▸ Data for this task:
● ● ● ● ●

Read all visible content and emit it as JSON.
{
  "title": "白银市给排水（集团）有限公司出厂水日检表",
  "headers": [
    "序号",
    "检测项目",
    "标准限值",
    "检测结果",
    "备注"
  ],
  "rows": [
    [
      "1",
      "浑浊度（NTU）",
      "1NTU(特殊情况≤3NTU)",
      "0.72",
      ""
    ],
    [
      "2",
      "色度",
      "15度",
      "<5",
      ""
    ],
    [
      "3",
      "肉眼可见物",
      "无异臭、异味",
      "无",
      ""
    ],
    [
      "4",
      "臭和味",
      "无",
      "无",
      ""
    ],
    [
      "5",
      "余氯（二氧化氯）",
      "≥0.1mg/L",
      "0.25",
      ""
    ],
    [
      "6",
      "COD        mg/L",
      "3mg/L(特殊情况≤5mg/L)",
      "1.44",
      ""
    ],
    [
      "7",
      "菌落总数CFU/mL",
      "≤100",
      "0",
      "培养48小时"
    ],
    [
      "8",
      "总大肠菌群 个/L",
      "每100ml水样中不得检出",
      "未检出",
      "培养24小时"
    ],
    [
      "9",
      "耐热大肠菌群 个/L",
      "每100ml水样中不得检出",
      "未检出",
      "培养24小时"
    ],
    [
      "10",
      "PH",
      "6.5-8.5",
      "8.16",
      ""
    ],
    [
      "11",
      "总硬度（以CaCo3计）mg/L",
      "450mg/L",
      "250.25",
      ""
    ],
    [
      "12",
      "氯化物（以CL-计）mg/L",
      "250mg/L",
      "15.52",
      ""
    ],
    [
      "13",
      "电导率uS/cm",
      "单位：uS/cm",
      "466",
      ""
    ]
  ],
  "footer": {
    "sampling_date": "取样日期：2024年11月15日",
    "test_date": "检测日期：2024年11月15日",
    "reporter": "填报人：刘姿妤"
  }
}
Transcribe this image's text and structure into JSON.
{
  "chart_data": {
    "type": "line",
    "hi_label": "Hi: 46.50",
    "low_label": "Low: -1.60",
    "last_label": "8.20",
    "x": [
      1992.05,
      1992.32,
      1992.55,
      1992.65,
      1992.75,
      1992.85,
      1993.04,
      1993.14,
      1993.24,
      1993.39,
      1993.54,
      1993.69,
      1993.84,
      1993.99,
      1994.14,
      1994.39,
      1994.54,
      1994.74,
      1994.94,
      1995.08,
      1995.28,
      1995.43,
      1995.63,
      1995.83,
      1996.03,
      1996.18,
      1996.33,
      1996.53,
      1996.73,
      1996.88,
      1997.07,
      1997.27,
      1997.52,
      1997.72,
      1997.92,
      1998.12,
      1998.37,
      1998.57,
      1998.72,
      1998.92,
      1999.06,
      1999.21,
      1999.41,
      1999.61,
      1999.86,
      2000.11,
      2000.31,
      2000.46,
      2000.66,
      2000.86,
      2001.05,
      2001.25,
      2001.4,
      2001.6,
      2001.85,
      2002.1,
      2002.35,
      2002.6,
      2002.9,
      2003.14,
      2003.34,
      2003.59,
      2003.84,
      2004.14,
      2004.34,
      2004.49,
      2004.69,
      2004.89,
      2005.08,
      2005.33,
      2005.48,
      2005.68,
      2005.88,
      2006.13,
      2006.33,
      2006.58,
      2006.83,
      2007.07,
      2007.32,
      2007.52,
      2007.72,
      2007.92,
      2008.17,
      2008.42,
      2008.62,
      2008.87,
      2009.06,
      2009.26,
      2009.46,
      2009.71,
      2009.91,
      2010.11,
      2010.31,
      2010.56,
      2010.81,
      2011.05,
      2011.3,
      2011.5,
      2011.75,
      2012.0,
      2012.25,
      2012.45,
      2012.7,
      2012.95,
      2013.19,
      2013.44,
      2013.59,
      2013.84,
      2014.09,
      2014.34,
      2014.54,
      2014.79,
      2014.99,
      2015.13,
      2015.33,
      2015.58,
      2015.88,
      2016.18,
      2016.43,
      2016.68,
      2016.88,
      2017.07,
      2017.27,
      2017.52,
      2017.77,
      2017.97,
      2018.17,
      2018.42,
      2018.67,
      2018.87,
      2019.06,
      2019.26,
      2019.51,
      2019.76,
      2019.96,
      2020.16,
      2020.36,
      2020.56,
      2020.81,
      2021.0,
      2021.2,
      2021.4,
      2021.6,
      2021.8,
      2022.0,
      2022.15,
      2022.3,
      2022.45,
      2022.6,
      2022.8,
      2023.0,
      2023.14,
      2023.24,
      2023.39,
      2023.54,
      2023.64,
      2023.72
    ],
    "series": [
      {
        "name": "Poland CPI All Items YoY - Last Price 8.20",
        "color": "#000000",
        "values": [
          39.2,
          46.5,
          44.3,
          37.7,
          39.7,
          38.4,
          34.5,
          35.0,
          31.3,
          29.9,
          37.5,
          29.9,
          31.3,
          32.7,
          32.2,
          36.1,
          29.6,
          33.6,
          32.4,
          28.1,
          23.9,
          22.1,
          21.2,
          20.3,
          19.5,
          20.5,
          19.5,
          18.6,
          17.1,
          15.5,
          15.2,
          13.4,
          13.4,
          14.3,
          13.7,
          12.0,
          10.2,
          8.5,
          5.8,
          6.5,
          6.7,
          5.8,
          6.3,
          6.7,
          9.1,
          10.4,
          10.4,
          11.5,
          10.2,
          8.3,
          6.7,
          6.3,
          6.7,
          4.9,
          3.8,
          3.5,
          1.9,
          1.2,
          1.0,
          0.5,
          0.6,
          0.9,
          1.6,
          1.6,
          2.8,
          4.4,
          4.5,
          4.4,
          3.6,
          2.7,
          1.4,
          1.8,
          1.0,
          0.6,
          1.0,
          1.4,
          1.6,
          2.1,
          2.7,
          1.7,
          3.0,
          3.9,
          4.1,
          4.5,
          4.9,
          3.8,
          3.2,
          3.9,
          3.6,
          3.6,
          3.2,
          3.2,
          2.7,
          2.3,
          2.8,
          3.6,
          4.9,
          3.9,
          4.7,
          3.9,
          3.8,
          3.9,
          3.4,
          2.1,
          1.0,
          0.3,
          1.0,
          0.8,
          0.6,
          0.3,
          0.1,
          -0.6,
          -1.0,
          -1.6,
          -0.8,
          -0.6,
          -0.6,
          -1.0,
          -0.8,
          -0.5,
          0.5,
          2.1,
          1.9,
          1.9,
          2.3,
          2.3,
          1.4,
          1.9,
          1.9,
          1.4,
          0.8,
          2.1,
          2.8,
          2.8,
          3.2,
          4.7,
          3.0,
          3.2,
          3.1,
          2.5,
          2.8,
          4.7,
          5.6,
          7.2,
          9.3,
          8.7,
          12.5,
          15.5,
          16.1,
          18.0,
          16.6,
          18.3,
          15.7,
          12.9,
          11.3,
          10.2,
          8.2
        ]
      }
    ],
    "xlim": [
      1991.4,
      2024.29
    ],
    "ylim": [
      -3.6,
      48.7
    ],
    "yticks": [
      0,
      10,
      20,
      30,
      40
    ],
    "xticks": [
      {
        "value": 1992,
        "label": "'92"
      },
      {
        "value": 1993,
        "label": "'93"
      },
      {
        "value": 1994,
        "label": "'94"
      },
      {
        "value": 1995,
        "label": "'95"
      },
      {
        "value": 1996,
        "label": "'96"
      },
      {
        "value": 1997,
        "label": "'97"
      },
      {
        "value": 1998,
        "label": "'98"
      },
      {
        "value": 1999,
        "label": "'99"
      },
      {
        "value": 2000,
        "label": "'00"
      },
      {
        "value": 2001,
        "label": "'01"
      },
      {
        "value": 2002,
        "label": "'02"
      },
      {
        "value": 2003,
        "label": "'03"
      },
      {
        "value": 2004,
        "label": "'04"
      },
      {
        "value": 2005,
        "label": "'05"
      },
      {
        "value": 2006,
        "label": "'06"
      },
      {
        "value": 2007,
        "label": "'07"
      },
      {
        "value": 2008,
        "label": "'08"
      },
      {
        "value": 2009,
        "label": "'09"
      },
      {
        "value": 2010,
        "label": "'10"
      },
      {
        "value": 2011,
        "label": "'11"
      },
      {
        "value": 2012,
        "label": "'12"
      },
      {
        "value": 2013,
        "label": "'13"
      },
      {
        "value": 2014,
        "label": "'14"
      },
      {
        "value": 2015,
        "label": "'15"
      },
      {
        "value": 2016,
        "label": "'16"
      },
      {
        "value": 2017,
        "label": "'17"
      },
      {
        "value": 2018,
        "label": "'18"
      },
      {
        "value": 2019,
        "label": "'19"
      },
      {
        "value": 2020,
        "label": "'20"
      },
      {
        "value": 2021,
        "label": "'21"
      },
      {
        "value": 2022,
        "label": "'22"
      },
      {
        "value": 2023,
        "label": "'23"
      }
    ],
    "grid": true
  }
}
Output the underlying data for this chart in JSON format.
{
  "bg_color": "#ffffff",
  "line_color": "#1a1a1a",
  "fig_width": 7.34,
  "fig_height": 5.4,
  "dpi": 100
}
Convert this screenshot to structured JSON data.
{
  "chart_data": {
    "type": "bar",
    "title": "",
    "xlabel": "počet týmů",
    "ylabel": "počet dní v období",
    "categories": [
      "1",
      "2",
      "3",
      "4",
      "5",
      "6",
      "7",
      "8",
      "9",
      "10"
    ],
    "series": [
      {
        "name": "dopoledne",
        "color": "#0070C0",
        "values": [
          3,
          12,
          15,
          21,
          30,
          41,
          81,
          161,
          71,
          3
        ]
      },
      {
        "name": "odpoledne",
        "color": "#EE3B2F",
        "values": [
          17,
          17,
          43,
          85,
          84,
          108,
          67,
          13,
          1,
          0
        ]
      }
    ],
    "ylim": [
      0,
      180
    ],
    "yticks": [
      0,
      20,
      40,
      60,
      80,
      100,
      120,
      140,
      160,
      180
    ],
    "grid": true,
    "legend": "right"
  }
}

● ● ● ● ●

▸ Required work:
Scan the material above for the string "name" and return the lines that hold it.

▸ Solution below:
        "name": "Poland CPI All Items YoY - Last Price 8.20",
        "name": "dopoledne",
        "name": "odpoledne",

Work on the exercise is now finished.